» **Dataset**:
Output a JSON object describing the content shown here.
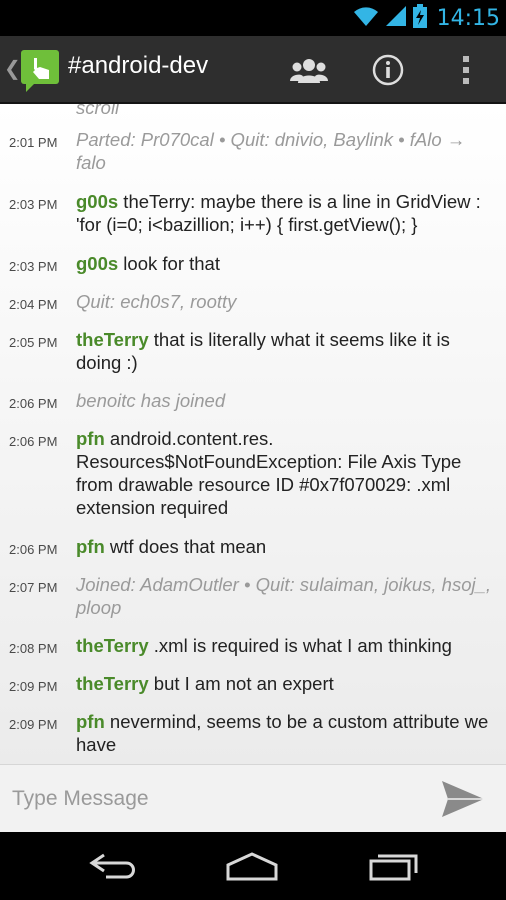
{
  "status_bar": {
    "time": "14:15",
    "icons": [
      "wifi-icon",
      "signal-icon",
      "battery-charging-icon"
    ]
  },
  "action_bar": {
    "title": "#android-dev",
    "actions": [
      "users-icon",
      "info-icon",
      "overflow-menu-icon"
    ]
  },
  "messages": [
    {
      "time": "",
      "type": "event",
      "nick": "",
      "text": "scroll"
    },
    {
      "time": "2:01 PM",
      "type": "event",
      "nick": "",
      "text": "Parted: Pr070cal • Quit: dnivio, Baylink • fAlo → falo"
    },
    {
      "time": "2:03 PM",
      "type": "message",
      "nick": "g00s",
      "text": " theTerry: maybe there is a line in GridView : 'for (i=0; i<bazillion; i++) { first.getView(); }"
    },
    {
      "time": "2:03 PM",
      "type": "message",
      "nick": "g00s",
      "text": " look for that"
    },
    {
      "time": "2:04 PM",
      "type": "event",
      "nick": "",
      "text": "Quit: ech0s7, rootty"
    },
    {
      "time": "2:05 PM",
      "type": "message",
      "nick": "theTerry",
      "text": " that is literally what it seems like it is doing :)"
    },
    {
      "time": "2:06 PM",
      "type": "event",
      "nick": "",
      "text": "benoitc has joined"
    },
    {
      "time": "2:06 PM",
      "type": "message",
      "nick": "pfn",
      "text": "  android.content.res. Resources$NotFoundException: File Axis Type from drawable resource ID #0x7f070029: .xml extension required"
    },
    {
      "time": "2:06 PM",
      "type": "message",
      "nick": "pfn",
      "text": " wtf does that mean"
    },
    {
      "time": "2:07 PM",
      "type": "event",
      "nick": "",
      "text": "Joined: AdamOutler • Quit: sulaiman, joikus, hsoj_, ploop"
    },
    {
      "time": "2:08 PM",
      "type": "message",
      "nick": "theTerry",
      "text": " .xml is required is what I am thinking"
    },
    {
      "time": "2:09 PM",
      "type": "message",
      "nick": "theTerry",
      "text": " but I am not an expert"
    },
    {
      "time": "2:09 PM",
      "type": "message",
      "nick": "pfn",
      "text": " nevermind, seems to be a custom attribute we have"
    }
  ],
  "input": {
    "placeholder": "Type Message",
    "send_icon": "send-icon"
  },
  "nav_bar": {
    "buttons": [
      "back-icon",
      "home-icon",
      "recent-apps-icon"
    ]
  },
  "colors": {
    "nick": "#4a8a2a",
    "clock": "#33b5e5",
    "action_bar": "#2e2e2e",
    "event_text": "#9a9a9a"
  }
}
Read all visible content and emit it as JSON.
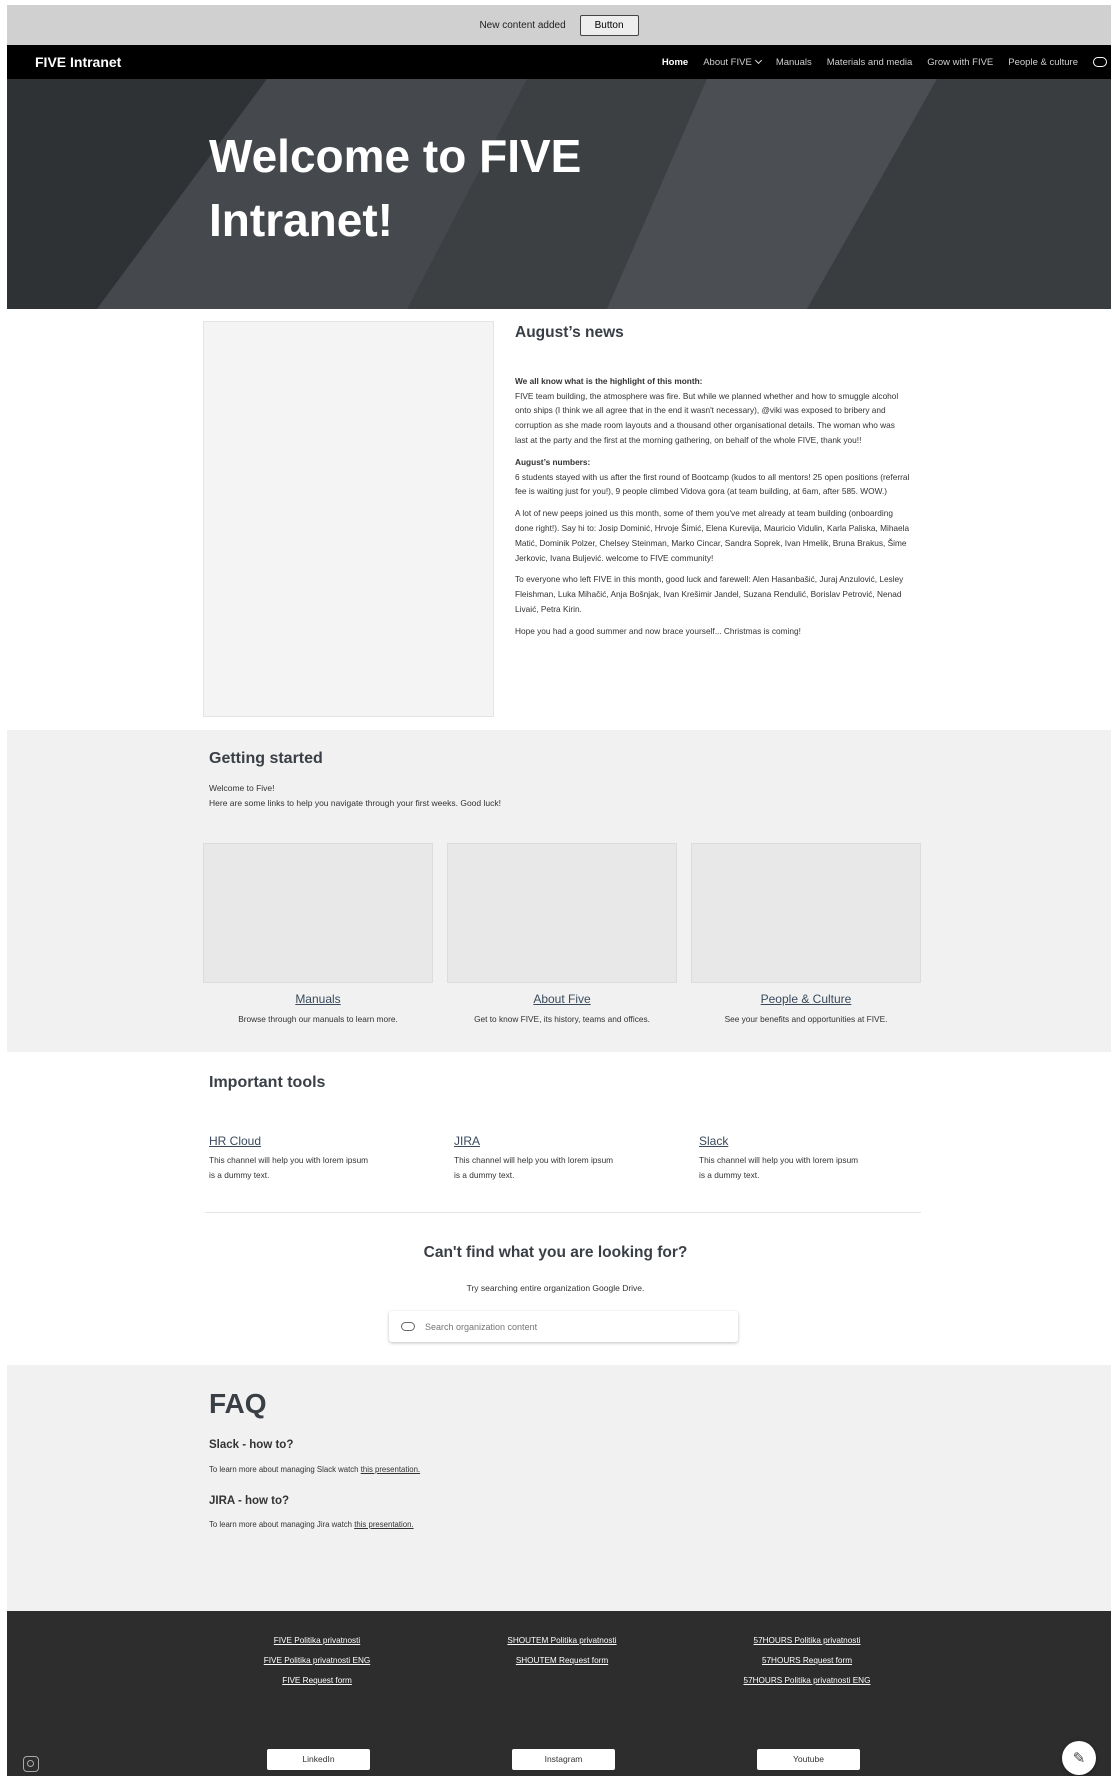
{
  "notice": {
    "text": "New content added",
    "button": "Button"
  },
  "nav": {
    "brand": "FIVE Intranet",
    "items": [
      "Home",
      "About FIVE",
      "Manuals",
      "Materials and media",
      "Grow with FIVE",
      "People & culture"
    ]
  },
  "hero": {
    "title_line1": "Welcome to FIVE",
    "title_line2": "Intranet!"
  },
  "news": {
    "title": "August’s news",
    "p1_bold": "We all know what is the highlight of this month:",
    "p1": "FIVE team building, the atmosphere was fire. But while we planned whether and how to smuggle alcohol onto ships (I think we all agree that in the end it wasn't necessary), @viki was exposed to bribery and corruption as she made room layouts and a thousand other organisational details. The woman who was last at the party and the first at the morning gathering, on behalf of the whole FIVE, thank you!!",
    "p2_bold": "August’s numbers:",
    "p2": "6 students stayed with us after the first round of Bootcamp (kudos to all mentors! 25 open positions (referral fee is waiting just for you!), 9 people climbed Vidova gora (at team building, at 6am, after 585. WOW.)",
    "p3": "A lot of new peeps joined us this month, some of them you've met already at team building (onboarding done right!). Say hi to: Josip Dominić, Hrvoje Šimić, Elena Kurevija, Mauricio Vidulin, Karla Paliska, Mihaela Matić, Dominik Polzer, Chelsey Steinman, Marko Cincar, Sandra Soprek, Ivan Hmelik, Bruna Brakus, Šime Jerkovic, Ivana Buljević. welcome to FIVE community!",
    "p4": "To everyone who left FIVE in this month, good luck and farewell: Alen Hasanbašić, Juraj Anzulović, Lesley Fleishman, Luka Mihačić, Anja Bošnjak, Ivan Krešimir Jandel, Suzana Rendulić, Borislav Petrović, Nenad Livaić, Petra Kirin.",
    "p5": "Hope you had a good summer and now brace yourself... Christmas is coming!"
  },
  "getting_started": {
    "title": "Getting started",
    "line1": "Welcome to Five!",
    "line2": "Here are some links to help you navigate through your first weeks. Good luck!",
    "cards": [
      {
        "title": "Manuals",
        "desc": "Browse through our manuals to learn more."
      },
      {
        "title": "About Five",
        "desc": "Get to know FIVE, its history, teams and offices."
      },
      {
        "title": "People & Culture",
        "desc": "See your benefits and opportunities at FIVE."
      }
    ]
  },
  "tools": {
    "title": "Important tools",
    "items": [
      {
        "name": "HR Cloud",
        "desc1": "This channel will help you with lorem ipsum",
        "desc2": "is a dummy text."
      },
      {
        "name": "JIRA",
        "desc1": "This channel will help you with lorem ipsum",
        "desc2": "is a dummy text."
      },
      {
        "name": "Slack",
        "desc1": "This channel will help you with lorem ipsum",
        "desc2": "is a dummy text."
      }
    ]
  },
  "search": {
    "title": "Can't find what you are looking for?",
    "subtitle": "Try searching entire organization Google Drive.",
    "placeholder": "Search organization content"
  },
  "faq": {
    "title": "FAQ",
    "q1": "Slack - how to?",
    "a1": "To learn more about managing Slack watch ",
    "q2": "JIRA - how to?",
    "a2": "To learn more about managing Jira watch ",
    "link": "this presentation."
  },
  "footer": {
    "col1": [
      "FIVE Politika privatnosti",
      "FIVE Politika privatnosti ENG",
      "FIVE Request form"
    ],
    "col2": [
      "SHOUTEM Politika privatnosti",
      "SHOUTEM Request form"
    ],
    "col3": [
      "57HOURS Politika privatnosti",
      "57HOURS Request form",
      "57HOURS Politika privatnosti ENG"
    ],
    "social": [
      "LinkedIn",
      "Instagram",
      "Youtube"
    ]
  },
  "icons": {
    "nav_cloud": "cloud-icon",
    "search_cloud": "cloud-icon",
    "camera": "camera-icon",
    "edit": "pencil-icon"
  }
}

» **Given request**: Copy out every line from the records that has the word "required".

» **Worked answer**:
      "text": "  android.content.res. Resources$NotFoundException: File Axis Type from drawable resource ID #0x7f070029: .xml extension required"
      "text": " .xml is required is what I am thinking"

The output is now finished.